**PROBLEM TO WORK ON**:
Give every line back verbatim, dropping all images.
↓↓↓
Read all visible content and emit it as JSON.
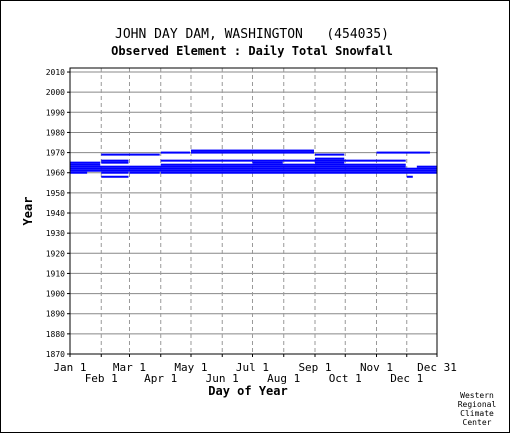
{
  "chart_data": {
    "type": "bar",
    "title": "JOHN DAY DAM, WASHINGTON   (454035)",
    "subtitle": "Observed Element : Daily Total Snowfall",
    "xlabel": "Day of Year",
    "ylabel": "Year",
    "xlim": [
      1,
      365
    ],
    "ylim": [
      1870,
      2012
    ],
    "grid": true,
    "x_ticks_top_row": [
      {
        "label": "Jan 1",
        "day": 1
      },
      {
        "label": "Mar 1",
        "day": 60
      },
      {
        "label": "May 1",
        "day": 121
      },
      {
        "label": "Jul 1",
        "day": 182
      },
      {
        "label": "Sep 1",
        "day": 244
      },
      {
        "label": "Nov 1",
        "day": 305
      },
      {
        "label": "Dec 31",
        "day": 365
      }
    ],
    "x_ticks_bottom_row": [
      {
        "label": "Feb 1",
        "day": 32
      },
      {
        "label": "Apr 1",
        "day": 91
      },
      {
        "label": "Jun 1",
        "day": 152
      },
      {
        "label": "Aug 1",
        "day": 213
      },
      {
        "label": "Oct 1",
        "day": 274
      },
      {
        "label": "Dec 1",
        "day": 335
      }
    ],
    "y_ticks": [
      1870,
      1880,
      1890,
      1900,
      1910,
      1920,
      1930,
      1940,
      1950,
      1960,
      1970,
      1980,
      1990,
      2000,
      2010
    ],
    "series_color": "#0000ff",
    "segments": [
      {
        "year": 1960,
        "start": 1,
        "end": 18
      },
      {
        "year": 1960,
        "start": 32,
        "end": 59
      },
      {
        "year": 1960,
        "start": 60,
        "end": 90
      },
      {
        "year": 1960,
        "start": 91,
        "end": 365
      },
      {
        "year": 1961,
        "start": 1,
        "end": 365
      },
      {
        "year": 1962,
        "start": 1,
        "end": 365
      },
      {
        "year": 1963,
        "start": 1,
        "end": 334
      },
      {
        "year": 1963,
        "start": 345,
        "end": 365
      },
      {
        "year": 1964,
        "start": 1,
        "end": 31
      },
      {
        "year": 1964,
        "start": 91,
        "end": 334
      },
      {
        "year": 1965,
        "start": 1,
        "end": 31
      },
      {
        "year": 1965,
        "start": 32,
        "end": 59
      },
      {
        "year": 1965,
        "start": 182,
        "end": 212
      },
      {
        "year": 1965,
        "start": 244,
        "end": 273
      },
      {
        "year": 1966,
        "start": 32,
        "end": 59
      },
      {
        "year": 1966,
        "start": 91,
        "end": 334
      },
      {
        "year": 1967,
        "start": 244,
        "end": 273
      },
      {
        "year": 1958,
        "start": 32,
        "end": 59
      },
      {
        "year": 1958,
        "start": 335,
        "end": 341
      },
      {
        "year": 1969,
        "start": 32,
        "end": 90
      },
      {
        "year": 1969,
        "start": 244,
        "end": 273
      },
      {
        "year": 1970,
        "start": 91,
        "end": 120
      },
      {
        "year": 1970,
        "start": 121,
        "end": 243
      },
      {
        "year": 1970,
        "start": 305,
        "end": 358
      },
      {
        "year": 1971,
        "start": 121,
        "end": 243
      }
    ]
  },
  "credit": {
    "line1": "Western",
    "line2": "Regional",
    "line3": "Climate",
    "line4": "Center"
  }
}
↑↑↑
**PROBLEM SOLUTION**:
Read all visible content and emit it as JSON.
{
  "chart_data": {
    "type": "bar",
    "title": "JOHN DAY DAM, WASHINGTON   (454035)",
    "subtitle": "Observed Element : Daily Total Snowfall",
    "xlabel": "Day of Year",
    "ylabel": "Year",
    "xlim": [
      1,
      365
    ],
    "ylim": [
      1870,
      2012
    ],
    "grid": true,
    "x_ticks_top_row": [
      {
        "label": "Jan 1",
        "day": 1
      },
      {
        "label": "Mar 1",
        "day": 60
      },
      {
        "label": "May 1",
        "day": 121
      },
      {
        "label": "Jul 1",
        "day": 182
      },
      {
        "label": "Sep 1",
        "day": 244
      },
      {
        "label": "Nov 1",
        "day": 305
      },
      {
        "label": "Dec 31",
        "day": 365
      }
    ],
    "x_ticks_bottom_row": [
      {
        "label": "Feb 1",
        "day": 32
      },
      {
        "label": "Apr 1",
        "day": 91
      },
      {
        "label": "Jun 1",
        "day": 152
      },
      {
        "label": "Aug 1",
        "day": 213
      },
      {
        "label": "Oct 1",
        "day": 274
      },
      {
        "label": "Dec 1",
        "day": 335
      }
    ],
    "y_ticks": [
      1870,
      1880,
      1890,
      1900,
      1910,
      1920,
      1930,
      1940,
      1950,
      1960,
      1970,
      1980,
      1990,
      2000,
      2010
    ],
    "series_color": "#0000ff",
    "segments": [
      {
        "year": 1960,
        "start": 1,
        "end": 18
      },
      {
        "year": 1960,
        "start": 32,
        "end": 59
      },
      {
        "year": 1960,
        "start": 60,
        "end": 90
      },
      {
        "year": 1960,
        "start": 91,
        "end": 365
      },
      {
        "year": 1961,
        "start": 1,
        "end": 365
      },
      {
        "year": 1962,
        "start": 1,
        "end": 365
      },
      {
        "year": 1963,
        "start": 1,
        "end": 334
      },
      {
        "year": 1963,
        "start": 345,
        "end": 365
      },
      {
        "year": 1964,
        "start": 1,
        "end": 31
      },
      {
        "year": 1964,
        "start": 91,
        "end": 334
      },
      {
        "year": 1965,
        "start": 1,
        "end": 31
      },
      {
        "year": 1965,
        "start": 32,
        "end": 59
      },
      {
        "year": 1965,
        "start": 182,
        "end": 212
      },
      {
        "year": 1965,
        "start": 244,
        "end": 273
      },
      {
        "year": 1966,
        "start": 32,
        "end": 59
      },
      {
        "year": 1966,
        "start": 91,
        "end": 334
      },
      {
        "year": 1967,
        "start": 244,
        "end": 273
      },
      {
        "year": 1958,
        "start": 32,
        "end": 59
      },
      {
        "year": 1958,
        "start": 335,
        "end": 341
      },
      {
        "year": 1969,
        "start": 32,
        "end": 90
      },
      {
        "year": 1969,
        "start": 244,
        "end": 273
      },
      {
        "year": 1970,
        "start": 91,
        "end": 120
      },
      {
        "year": 1970,
        "start": 121,
        "end": 243
      },
      {
        "year": 1970,
        "start": 305,
        "end": 358
      },
      {
        "year": 1971,
        "start": 121,
        "end": 243
      }
    ]
  },
  "credit": {
    "line1": "Western",
    "line2": "Regional",
    "line3": "Climate",
    "line4": "Center"
  }
}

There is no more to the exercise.